[START OF Information given]

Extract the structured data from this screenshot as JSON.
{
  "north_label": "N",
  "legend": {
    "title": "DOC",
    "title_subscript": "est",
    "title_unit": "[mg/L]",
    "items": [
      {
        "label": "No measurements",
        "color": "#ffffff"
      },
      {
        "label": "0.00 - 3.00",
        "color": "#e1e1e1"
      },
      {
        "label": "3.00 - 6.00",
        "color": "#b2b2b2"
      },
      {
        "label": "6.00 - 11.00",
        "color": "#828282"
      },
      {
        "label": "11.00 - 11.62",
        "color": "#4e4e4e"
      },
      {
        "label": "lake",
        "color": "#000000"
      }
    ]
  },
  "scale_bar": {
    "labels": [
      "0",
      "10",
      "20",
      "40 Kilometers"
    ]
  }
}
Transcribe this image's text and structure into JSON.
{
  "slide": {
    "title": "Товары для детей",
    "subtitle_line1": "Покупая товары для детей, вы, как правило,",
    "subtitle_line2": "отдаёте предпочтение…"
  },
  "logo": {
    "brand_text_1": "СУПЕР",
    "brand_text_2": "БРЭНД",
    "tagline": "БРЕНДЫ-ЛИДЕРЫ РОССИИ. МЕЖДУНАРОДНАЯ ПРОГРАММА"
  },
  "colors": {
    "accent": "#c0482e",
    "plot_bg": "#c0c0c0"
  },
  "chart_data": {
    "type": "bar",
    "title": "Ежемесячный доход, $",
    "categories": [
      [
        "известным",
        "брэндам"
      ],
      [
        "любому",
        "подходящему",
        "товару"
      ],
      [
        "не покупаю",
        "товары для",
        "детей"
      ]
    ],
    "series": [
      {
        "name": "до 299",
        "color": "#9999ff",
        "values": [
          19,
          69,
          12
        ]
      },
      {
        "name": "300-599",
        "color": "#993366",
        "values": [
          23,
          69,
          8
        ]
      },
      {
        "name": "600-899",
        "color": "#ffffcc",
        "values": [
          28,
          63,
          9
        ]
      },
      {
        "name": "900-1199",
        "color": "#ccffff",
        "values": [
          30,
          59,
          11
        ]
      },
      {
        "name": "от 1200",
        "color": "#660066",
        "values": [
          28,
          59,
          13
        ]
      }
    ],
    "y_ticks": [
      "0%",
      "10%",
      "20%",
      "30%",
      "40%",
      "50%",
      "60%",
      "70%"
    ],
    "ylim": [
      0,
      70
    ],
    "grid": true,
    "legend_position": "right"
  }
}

[END OF Information given]

[Given request]:
Print the records above exactly as they appear.

[Problem solution]:
Extract the structured data from this screenshot as JSON.
{
  "north_label": "N",
  "legend": {
    "title": "DOC",
    "title_subscript": "est",
    "title_unit": "[mg/L]",
    "items": [
      {
        "label": "No measurements",
        "color": "#ffffff"
      },
      {
        "label": "0.00 - 3.00",
        "color": "#e1e1e1"
      },
      {
        "label": "3.00 - 6.00",
        "color": "#b2b2b2"
      },
      {
        "label": "6.00 - 11.00",
        "color": "#828282"
      },
      {
        "label": "11.00 - 11.62",
        "color": "#4e4e4e"
      },
      {
        "label": "lake",
        "color": "#000000"
      }
    ]
  },
  "scale_bar": {
    "labels": [
      "0",
      "10",
      "20",
      "40 Kilometers"
    ]
  }
}
Transcribe this image's text and structure into JSON.
{
  "slide": {
    "title": "Товары для детей",
    "subtitle_line1": "Покупая товары для детей, вы, как правило,",
    "subtitle_line2": "отдаёте предпочтение…"
  },
  "logo": {
    "brand_text_1": "СУПЕР",
    "brand_text_2": "БРЭНД",
    "tagline": "БРЕНДЫ-ЛИДЕРЫ РОССИИ. МЕЖДУНАРОДНАЯ ПРОГРАММА"
  },
  "colors": {
    "accent": "#c0482e",
    "plot_bg": "#c0c0c0"
  },
  "chart_data": {
    "type": "bar",
    "title": "Ежемесячный доход, $",
    "categories": [
      [
        "известным",
        "брэндам"
      ],
      [
        "любому",
        "подходящему",
        "товару"
      ],
      [
        "не покупаю",
        "товары для",
        "детей"
      ]
    ],
    "series": [
      {
        "name": "до 299",
        "color": "#9999ff",
        "values": [
          19,
          69,
          12
        ]
      },
      {
        "name": "300-599",
        "color": "#993366",
        "values": [
          23,
          69,
          8
        ]
      },
      {
        "name": "600-899",
        "color": "#ffffcc",
        "values": [
          28,
          63,
          9
        ]
      },
      {
        "name": "900-1199",
        "color": "#ccffff",
        "values": [
          30,
          59,
          11
        ]
      },
      {
        "name": "от 1200",
        "color": "#660066",
        "values": [
          28,
          59,
          13
        ]
      }
    ],
    "y_ticks": [
      "0%",
      "10%",
      "20%",
      "30%",
      "40%",
      "50%",
      "60%",
      "70%"
    ],
    "ylim": [
      0,
      70
    ],
    "grid": true,
    "legend_position": "right"
  }
}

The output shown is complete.